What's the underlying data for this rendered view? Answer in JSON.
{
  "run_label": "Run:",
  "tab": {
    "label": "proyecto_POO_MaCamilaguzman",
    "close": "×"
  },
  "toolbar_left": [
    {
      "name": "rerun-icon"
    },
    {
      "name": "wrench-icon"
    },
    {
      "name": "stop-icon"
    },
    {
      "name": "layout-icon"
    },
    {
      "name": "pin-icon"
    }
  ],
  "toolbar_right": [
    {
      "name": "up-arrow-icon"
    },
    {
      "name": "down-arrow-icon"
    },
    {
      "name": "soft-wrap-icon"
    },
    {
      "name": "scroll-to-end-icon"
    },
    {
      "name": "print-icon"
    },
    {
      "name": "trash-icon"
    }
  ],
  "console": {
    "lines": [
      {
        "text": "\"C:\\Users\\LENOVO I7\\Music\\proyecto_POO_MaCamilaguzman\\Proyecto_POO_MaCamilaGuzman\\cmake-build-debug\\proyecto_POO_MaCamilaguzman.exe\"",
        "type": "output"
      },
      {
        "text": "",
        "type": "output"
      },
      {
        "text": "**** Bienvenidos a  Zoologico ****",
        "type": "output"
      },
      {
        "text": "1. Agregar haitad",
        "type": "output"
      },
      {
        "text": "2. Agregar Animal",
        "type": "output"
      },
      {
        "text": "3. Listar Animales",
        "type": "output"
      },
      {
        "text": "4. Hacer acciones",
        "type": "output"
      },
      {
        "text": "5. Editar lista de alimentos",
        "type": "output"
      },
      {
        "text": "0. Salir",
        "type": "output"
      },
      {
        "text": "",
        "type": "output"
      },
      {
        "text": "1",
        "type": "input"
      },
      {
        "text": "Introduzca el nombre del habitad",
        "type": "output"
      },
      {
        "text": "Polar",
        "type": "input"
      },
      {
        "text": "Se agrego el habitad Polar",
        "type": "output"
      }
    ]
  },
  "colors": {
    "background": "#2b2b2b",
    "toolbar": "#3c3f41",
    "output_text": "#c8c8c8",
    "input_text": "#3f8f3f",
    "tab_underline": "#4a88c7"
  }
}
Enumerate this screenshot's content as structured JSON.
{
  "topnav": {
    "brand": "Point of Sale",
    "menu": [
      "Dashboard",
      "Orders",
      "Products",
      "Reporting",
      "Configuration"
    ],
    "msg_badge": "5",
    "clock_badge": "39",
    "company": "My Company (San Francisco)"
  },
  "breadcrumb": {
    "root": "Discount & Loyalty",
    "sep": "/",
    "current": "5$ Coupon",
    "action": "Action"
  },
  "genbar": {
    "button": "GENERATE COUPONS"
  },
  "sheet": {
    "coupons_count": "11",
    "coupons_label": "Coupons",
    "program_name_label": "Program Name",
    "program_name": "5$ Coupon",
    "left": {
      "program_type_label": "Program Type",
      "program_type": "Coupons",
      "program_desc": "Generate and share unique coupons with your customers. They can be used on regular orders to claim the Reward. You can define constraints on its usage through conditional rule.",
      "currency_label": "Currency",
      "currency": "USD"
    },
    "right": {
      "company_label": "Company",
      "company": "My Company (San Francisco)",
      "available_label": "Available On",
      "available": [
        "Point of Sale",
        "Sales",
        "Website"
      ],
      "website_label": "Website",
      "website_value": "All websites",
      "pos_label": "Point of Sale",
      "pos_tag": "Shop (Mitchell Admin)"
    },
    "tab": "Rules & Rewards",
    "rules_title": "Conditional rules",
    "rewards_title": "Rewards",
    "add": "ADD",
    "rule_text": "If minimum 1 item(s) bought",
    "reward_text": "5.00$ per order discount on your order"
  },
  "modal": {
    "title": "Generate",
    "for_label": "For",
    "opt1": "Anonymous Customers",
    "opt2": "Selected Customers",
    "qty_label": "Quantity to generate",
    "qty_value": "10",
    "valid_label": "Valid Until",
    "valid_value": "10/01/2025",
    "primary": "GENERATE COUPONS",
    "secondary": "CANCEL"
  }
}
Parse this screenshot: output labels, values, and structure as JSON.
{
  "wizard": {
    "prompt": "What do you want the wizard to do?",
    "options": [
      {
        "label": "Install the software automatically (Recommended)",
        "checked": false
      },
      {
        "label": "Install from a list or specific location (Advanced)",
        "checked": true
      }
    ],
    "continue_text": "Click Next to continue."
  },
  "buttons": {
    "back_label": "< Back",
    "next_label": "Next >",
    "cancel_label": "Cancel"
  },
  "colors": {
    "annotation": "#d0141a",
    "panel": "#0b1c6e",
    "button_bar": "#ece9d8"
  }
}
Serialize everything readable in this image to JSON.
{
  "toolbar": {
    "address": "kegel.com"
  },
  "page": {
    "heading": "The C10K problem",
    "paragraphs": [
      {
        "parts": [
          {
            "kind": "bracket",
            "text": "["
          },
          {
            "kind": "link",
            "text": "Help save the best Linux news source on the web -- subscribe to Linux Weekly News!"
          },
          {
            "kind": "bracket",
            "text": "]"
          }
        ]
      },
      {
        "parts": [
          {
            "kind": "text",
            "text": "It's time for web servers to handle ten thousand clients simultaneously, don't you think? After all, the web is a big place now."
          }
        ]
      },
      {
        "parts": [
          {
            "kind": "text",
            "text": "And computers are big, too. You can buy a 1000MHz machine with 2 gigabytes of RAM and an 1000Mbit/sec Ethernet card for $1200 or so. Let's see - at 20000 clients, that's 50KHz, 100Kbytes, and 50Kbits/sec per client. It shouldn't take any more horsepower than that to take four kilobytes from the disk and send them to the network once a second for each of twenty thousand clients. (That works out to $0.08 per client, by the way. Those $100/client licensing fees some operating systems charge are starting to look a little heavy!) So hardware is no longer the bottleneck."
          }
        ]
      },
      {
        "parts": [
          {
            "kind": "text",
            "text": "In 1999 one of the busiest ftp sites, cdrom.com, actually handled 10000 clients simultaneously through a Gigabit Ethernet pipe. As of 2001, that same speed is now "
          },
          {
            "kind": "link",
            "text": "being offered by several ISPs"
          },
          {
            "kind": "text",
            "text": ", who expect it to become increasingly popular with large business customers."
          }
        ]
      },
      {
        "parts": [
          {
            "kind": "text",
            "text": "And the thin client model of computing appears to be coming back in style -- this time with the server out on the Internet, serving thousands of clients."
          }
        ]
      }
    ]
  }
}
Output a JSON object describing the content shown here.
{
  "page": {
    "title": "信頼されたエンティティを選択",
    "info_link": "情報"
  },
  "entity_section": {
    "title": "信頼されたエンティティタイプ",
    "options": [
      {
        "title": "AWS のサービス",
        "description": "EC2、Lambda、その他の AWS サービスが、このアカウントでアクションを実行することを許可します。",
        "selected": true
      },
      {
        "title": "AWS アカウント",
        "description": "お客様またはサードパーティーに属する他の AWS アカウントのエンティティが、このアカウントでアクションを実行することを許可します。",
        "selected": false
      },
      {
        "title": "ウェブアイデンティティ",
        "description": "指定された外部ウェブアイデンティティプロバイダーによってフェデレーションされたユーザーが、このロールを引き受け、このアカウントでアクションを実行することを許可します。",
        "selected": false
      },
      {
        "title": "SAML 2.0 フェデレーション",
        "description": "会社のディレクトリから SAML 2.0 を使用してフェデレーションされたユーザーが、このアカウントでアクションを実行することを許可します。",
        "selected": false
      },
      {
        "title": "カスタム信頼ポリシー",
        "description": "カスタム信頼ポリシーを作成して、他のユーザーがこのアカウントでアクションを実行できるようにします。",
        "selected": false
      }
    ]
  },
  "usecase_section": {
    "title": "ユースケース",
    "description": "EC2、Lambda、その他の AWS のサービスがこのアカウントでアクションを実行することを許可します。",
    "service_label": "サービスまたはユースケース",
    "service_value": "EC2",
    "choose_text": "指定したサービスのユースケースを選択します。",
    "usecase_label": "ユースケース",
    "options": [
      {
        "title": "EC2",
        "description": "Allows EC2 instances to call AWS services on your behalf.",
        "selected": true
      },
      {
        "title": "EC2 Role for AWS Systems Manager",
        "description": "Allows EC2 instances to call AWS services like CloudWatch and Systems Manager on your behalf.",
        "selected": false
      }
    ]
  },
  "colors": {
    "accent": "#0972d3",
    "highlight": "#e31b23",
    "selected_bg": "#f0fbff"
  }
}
----------
▶ [Set problem]: Note every line above where the string "What" shows up, and copy those lines.

▶ [Completed task]:
What's the underlying data for this rendered view? Answer in JSON.
    "prompt": "What do you want the wizard to do?",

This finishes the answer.